#### Requirement
Records follow. Copy every line with "than".
* Begin Supplied entries *
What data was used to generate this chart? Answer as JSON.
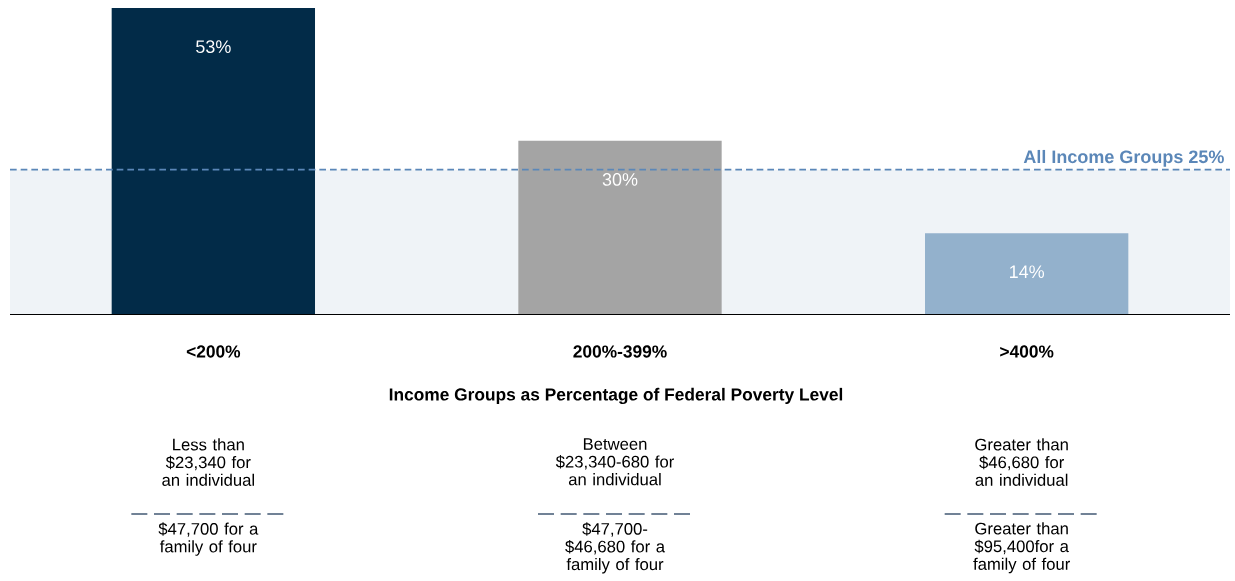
{
  "chart_data": {
    "type": "bar",
    "categories": [
      "<200%",
      "200%-399%",
      ">400%"
    ],
    "values": [
      53,
      30,
      14
    ],
    "colors": [
      "#022b48",
      "#a4a4a4",
      "#93b1cc"
    ],
    "value_labels": [
      "53%",
      "30%",
      "14%"
    ],
    "ylim": [
      0,
      53
    ],
    "xlabel": "Income Groups as Percentage of Federal Poverty Level",
    "ref_lines": [
      {
        "axis": "y",
        "value": 25,
        "label": "All Income Groups 25%",
        "color": "#5b87b8",
        "line_style": "dashed"
      }
    ],
    "bands": [
      {
        "axis": "y",
        "from": 0,
        "to": 25,
        "color": "#eff3f7"
      }
    ],
    "annotations": [
      "Less than $23,340 for an individual",
      "$47,700 for a family of four",
      "Between $23,340-680 for an individual",
      "$47,700- $46,680 for a family of four",
      "Greater than $46,680 for an individual",
      "Greater than $95,400for a family of four"
    ],
    "tick_labels": "x"
  }
}
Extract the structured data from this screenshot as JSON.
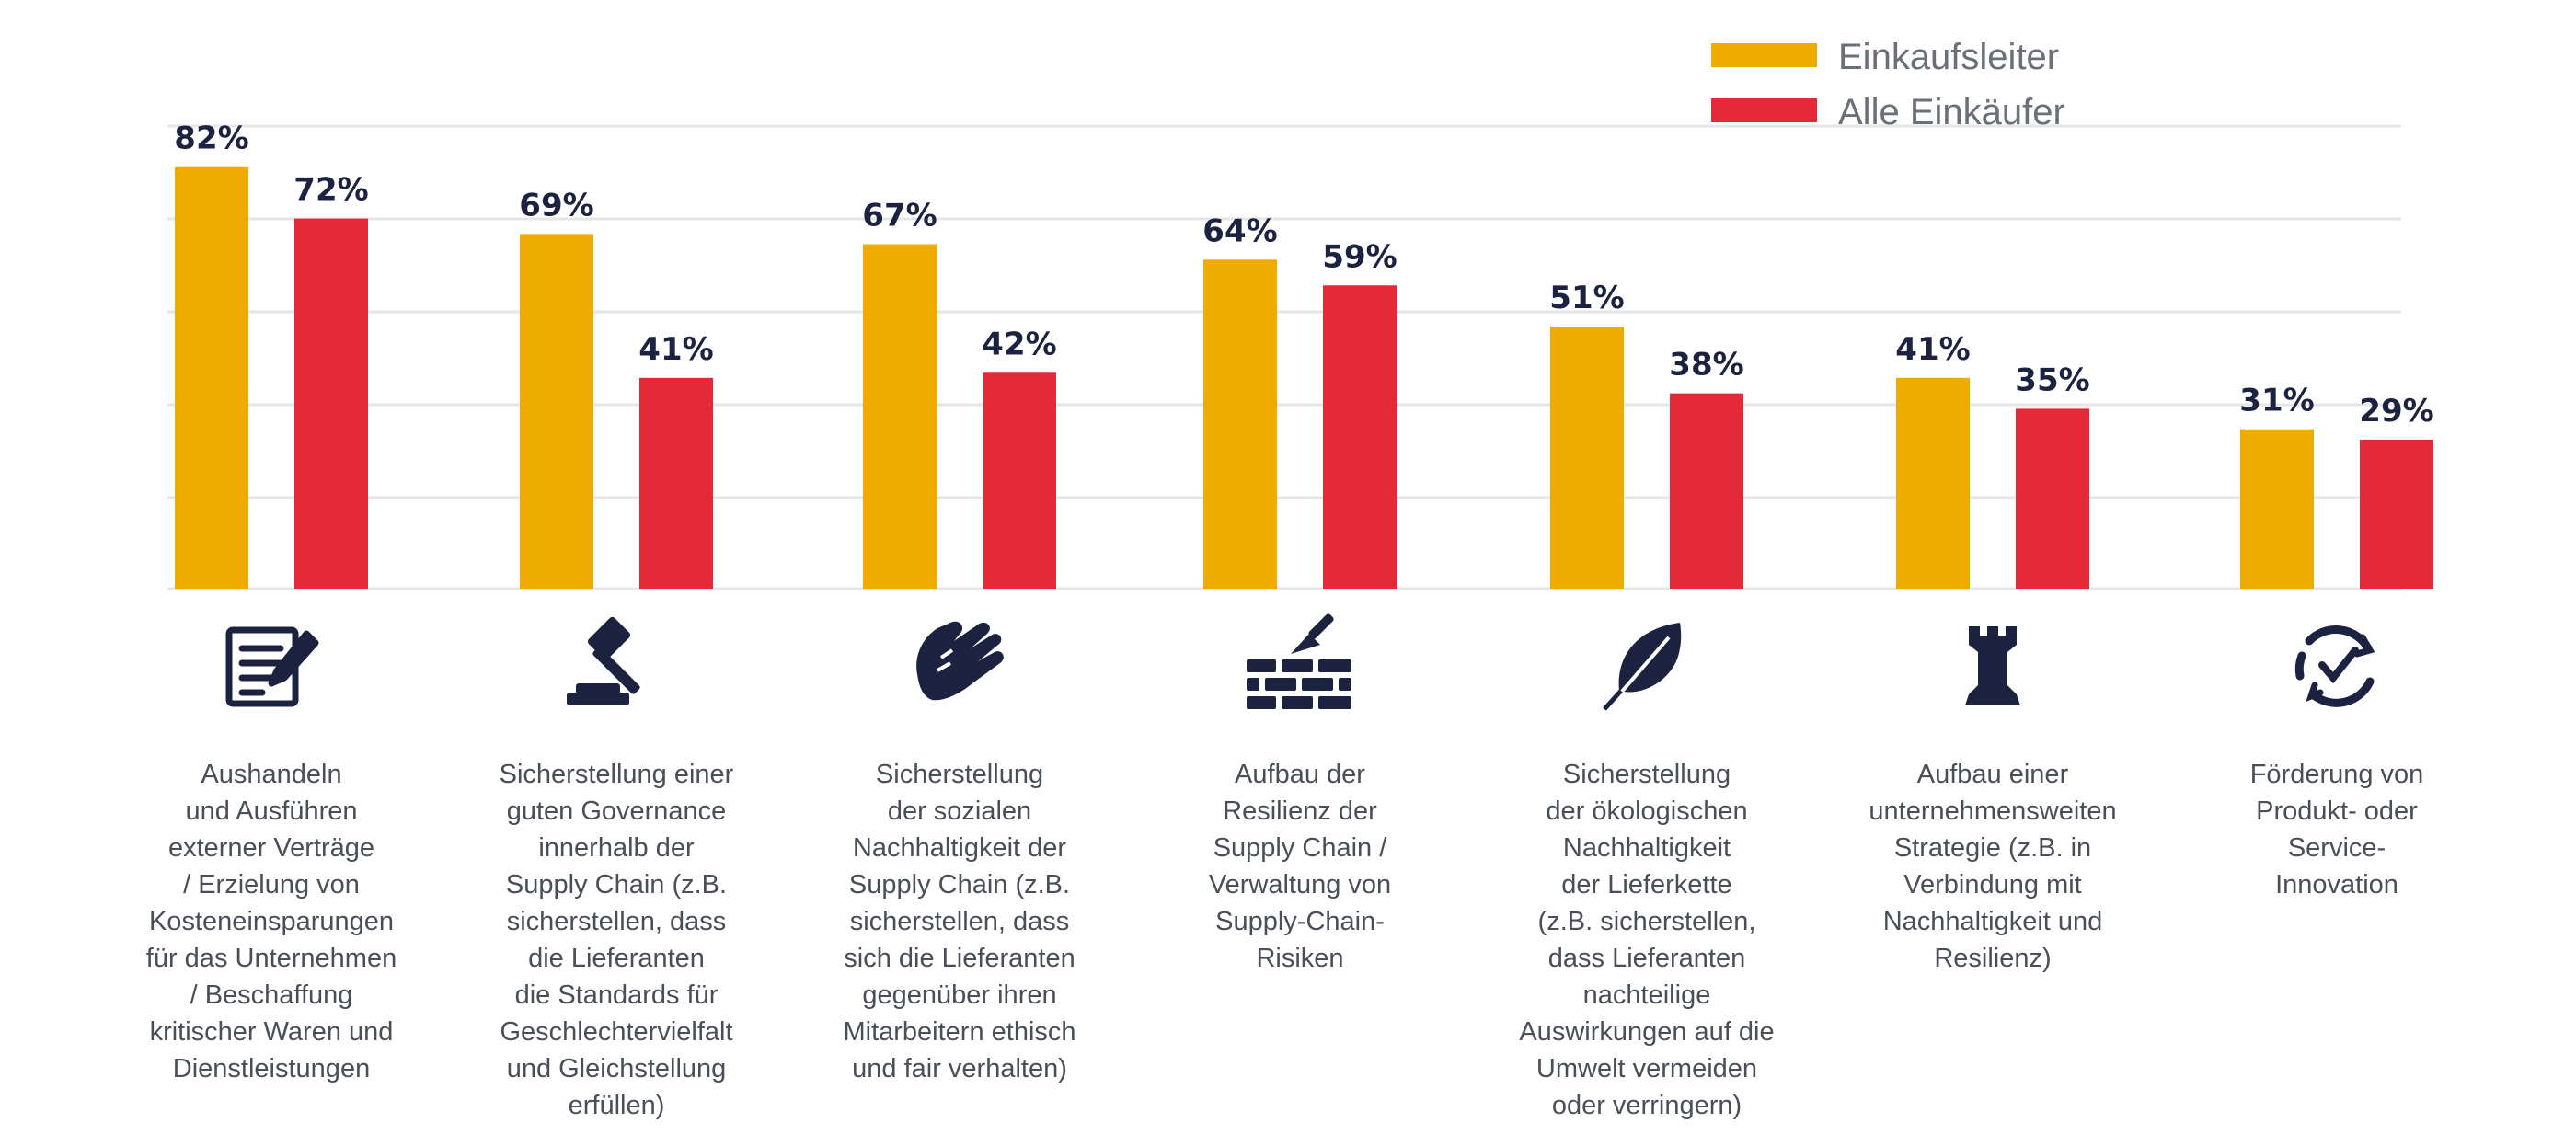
* End Supplied entries *
#### Result of this task
      "Less than $23,340 for an individual",
      "Greater than $46,680 for an individual",
      "Greater than $95,400for a family of four"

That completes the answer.